What is needed:
In the records below, print each line exactly and leave every image out.

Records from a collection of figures

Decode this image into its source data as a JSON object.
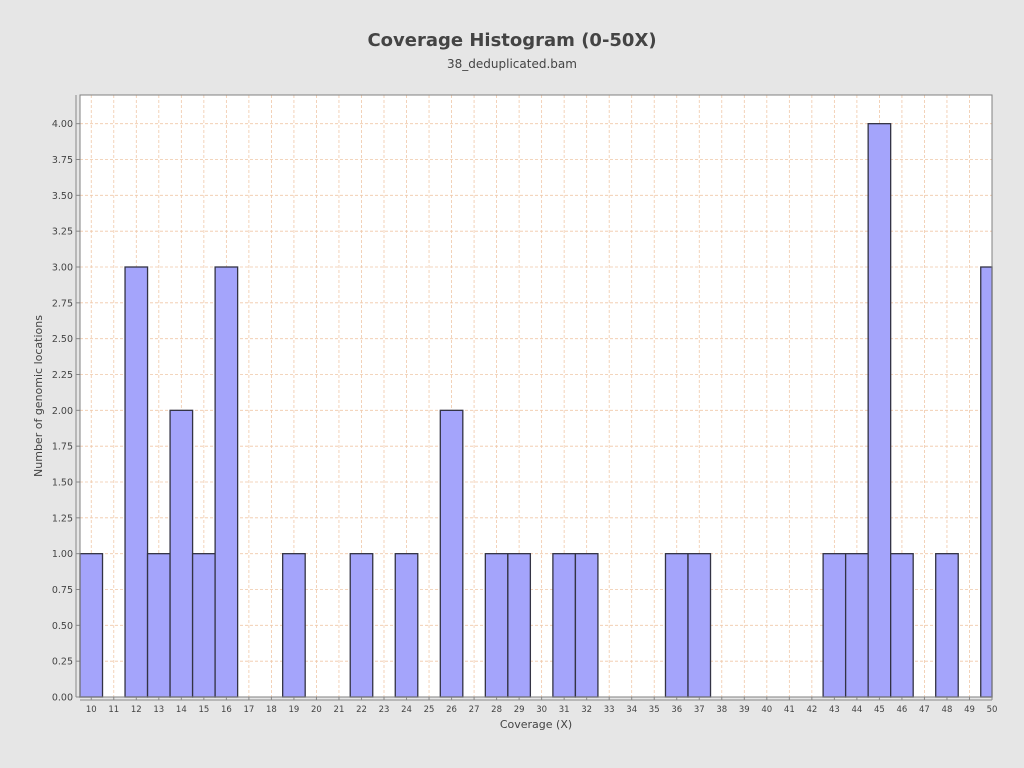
{
  "chart_data": {
    "type": "bar",
    "title": "Coverage Histogram (0-50X)",
    "subtitle": "38_deduplicated.bam",
    "xlabel": "Coverage (X)",
    "ylabel": "Number of genomic locations",
    "categories": [
      "10",
      "11",
      "12",
      "13",
      "14",
      "15",
      "16",
      "17",
      "18",
      "19",
      "20",
      "21",
      "22",
      "23",
      "24",
      "25",
      "26",
      "27",
      "28",
      "29",
      "30",
      "31",
      "32",
      "33",
      "34",
      "35",
      "36",
      "37",
      "38",
      "39",
      "40",
      "41",
      "42",
      "43",
      "44",
      "45",
      "46",
      "47",
      "48",
      "49",
      "50"
    ],
    "values": [
      1,
      0,
      3,
      1,
      2,
      1,
      3,
      0,
      0,
      1,
      0,
      0,
      1,
      0,
      1,
      0,
      2,
      0,
      1,
      1,
      0,
      1,
      1,
      0,
      0,
      0,
      1,
      1,
      0,
      0,
      0,
      0,
      0,
      1,
      1,
      4,
      1,
      0,
      1,
      0,
      3
    ],
    "ylim": [
      0,
      4.2
    ],
    "yticks": [
      "0.00",
      "0.25",
      "0.50",
      "0.75",
      "1.00",
      "1.25",
      "1.50",
      "1.75",
      "2.00",
      "2.25",
      "2.50",
      "2.75",
      "3.00",
      "3.25",
      "3.50",
      "3.75",
      "4.00"
    ],
    "grid": true,
    "legend": "none",
    "colors": {
      "bar_fill": "#a4a4fb",
      "bar_stroke": "#333344",
      "grid": "#f0c8a8",
      "plot_bg": "#ffffff",
      "page_bg": "#e6e6e6",
      "text": "#444444"
    }
  }
}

Worked solution:
Decode this image into its source data as a JSON object.
{
  "chart_data": {
    "type": "bar",
    "title": "Coverage Histogram (0-50X)",
    "subtitle": "38_deduplicated.bam",
    "xlabel": "Coverage (X)",
    "ylabel": "Number of genomic locations",
    "categories": [
      "10",
      "11",
      "12",
      "13",
      "14",
      "15",
      "16",
      "17",
      "18",
      "19",
      "20",
      "21",
      "22",
      "23",
      "24",
      "25",
      "26",
      "27",
      "28",
      "29",
      "30",
      "31",
      "32",
      "33",
      "34",
      "35",
      "36",
      "37",
      "38",
      "39",
      "40",
      "41",
      "42",
      "43",
      "44",
      "45",
      "46",
      "47",
      "48",
      "49",
      "50"
    ],
    "values": [
      1,
      0,
      3,
      1,
      2,
      1,
      3,
      0,
      0,
      1,
      0,
      0,
      1,
      0,
      1,
      0,
      2,
      0,
      1,
      1,
      0,
      1,
      1,
      0,
      0,
      0,
      1,
      1,
      0,
      0,
      0,
      0,
      0,
      1,
      1,
      4,
      1,
      0,
      1,
      0,
      3
    ],
    "ylim": [
      0,
      4.2
    ],
    "yticks": [
      "0.00",
      "0.25",
      "0.50",
      "0.75",
      "1.00",
      "1.25",
      "1.50",
      "1.75",
      "2.00",
      "2.25",
      "2.50",
      "2.75",
      "3.00",
      "3.25",
      "3.50",
      "3.75",
      "4.00"
    ],
    "grid": true,
    "legend": "none",
    "colors": {
      "bar_fill": "#a4a4fb",
      "bar_stroke": "#333344",
      "grid": "#f0c8a8",
      "plot_bg": "#ffffff",
      "page_bg": "#e6e6e6",
      "text": "#444444"
    }
  }
}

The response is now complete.